==== Dataset excerpts ====

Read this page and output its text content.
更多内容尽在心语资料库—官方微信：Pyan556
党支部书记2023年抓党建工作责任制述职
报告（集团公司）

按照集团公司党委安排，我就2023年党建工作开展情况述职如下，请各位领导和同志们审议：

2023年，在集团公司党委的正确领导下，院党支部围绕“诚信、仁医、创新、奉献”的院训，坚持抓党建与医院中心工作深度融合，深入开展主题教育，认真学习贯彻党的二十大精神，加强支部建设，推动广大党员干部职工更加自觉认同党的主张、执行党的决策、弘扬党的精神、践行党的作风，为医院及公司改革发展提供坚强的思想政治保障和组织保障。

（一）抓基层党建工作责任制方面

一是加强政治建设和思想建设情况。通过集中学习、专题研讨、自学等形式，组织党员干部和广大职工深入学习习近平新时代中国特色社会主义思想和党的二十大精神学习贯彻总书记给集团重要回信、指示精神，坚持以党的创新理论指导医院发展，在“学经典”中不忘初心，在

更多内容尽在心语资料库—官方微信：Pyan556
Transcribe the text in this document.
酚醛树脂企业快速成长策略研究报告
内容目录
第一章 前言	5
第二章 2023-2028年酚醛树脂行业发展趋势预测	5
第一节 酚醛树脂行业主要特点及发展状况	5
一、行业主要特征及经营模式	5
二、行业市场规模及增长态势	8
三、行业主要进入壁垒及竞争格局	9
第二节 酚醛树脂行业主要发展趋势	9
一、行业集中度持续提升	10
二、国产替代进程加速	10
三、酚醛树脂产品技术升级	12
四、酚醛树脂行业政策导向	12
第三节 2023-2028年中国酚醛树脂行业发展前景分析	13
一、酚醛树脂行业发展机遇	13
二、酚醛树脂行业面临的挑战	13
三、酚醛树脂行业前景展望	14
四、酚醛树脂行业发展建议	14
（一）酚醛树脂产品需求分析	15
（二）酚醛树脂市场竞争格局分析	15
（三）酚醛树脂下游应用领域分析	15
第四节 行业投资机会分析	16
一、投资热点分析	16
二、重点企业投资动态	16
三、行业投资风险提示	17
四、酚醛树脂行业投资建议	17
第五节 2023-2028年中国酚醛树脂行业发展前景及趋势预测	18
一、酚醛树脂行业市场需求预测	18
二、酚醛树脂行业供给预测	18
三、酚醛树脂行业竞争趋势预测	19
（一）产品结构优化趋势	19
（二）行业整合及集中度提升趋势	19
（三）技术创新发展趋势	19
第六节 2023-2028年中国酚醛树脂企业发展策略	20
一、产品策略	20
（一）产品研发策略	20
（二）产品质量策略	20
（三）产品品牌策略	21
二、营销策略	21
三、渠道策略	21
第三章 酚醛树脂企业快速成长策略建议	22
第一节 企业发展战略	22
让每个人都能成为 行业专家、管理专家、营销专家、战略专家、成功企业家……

====

* **Aim of the exercise**: Please retype, exactly as written, every line from the line containing "Transcribe the text in this document." through the last line of the records above, including both of those lines, and nothing else.

* **Answer to this exercise**:
Transcribe the text in this document.
酚醛树脂企业快速成长策略研究报告
内容目录
第一章 前言	5
第二章 2023-2028年酚醛树脂行业发展趋势预测	5
第一节 酚醛树脂行业主要特点及发展状况	5
一、行业主要特征及经营模式	5
二、行业市场规模及增长态势	8
三、行业主要进入壁垒及竞争格局	9
第二节 酚醛树脂行业主要发展趋势	9
一、行业集中度持续提升	10
二、国产替代进程加速	10
三、酚醛树脂产品技术升级	12
四、酚醛树脂行业政策导向	12
第三节 2023-2028年中国酚醛树脂行业发展前景分析	13
一、酚醛树脂行业发展机遇	13
二、酚醛树脂行业面临的挑战	13
三、酚醛树脂行业前景展望	14
四、酚醛树脂行业发展建议	14
（一）酚醛树脂产品需求分析	15
（二）酚醛树脂市场竞争格局分析	15
（三）酚醛树脂下游应用领域分析	15
第四节 行业投资机会分析	16
一、投资热点分析	16
二、重点企业投资动态	16
三、行业投资风险提示	17
四、酚醛树脂行业投资建议	17
第五节 2023-2028年中国酚醛树脂行业发展前景及趋势预测	18
一、酚醛树脂行业市场需求预测	18
二、酚醛树脂行业供给预测	18
三、酚醛树脂行业竞争趋势预测	19
（一）产品结构优化趋势	19
（二）行业整合及集中度提升趋势	19
（三）技术创新发展趋势	19
第六节 2023-2028年中国酚醛树脂企业发展策略	20
一、产品策略	20
（一）产品研发策略	20
（二）产品质量策略	20
（三）产品品牌策略	21
二、营销策略	21
三、渠道策略	21
第三章 酚醛树脂企业快速成长策略建议	22
第一节 企业发展战略	22
让每个人都能成为 行业专家、管理专家、营销专家、战略专家、成功企业家……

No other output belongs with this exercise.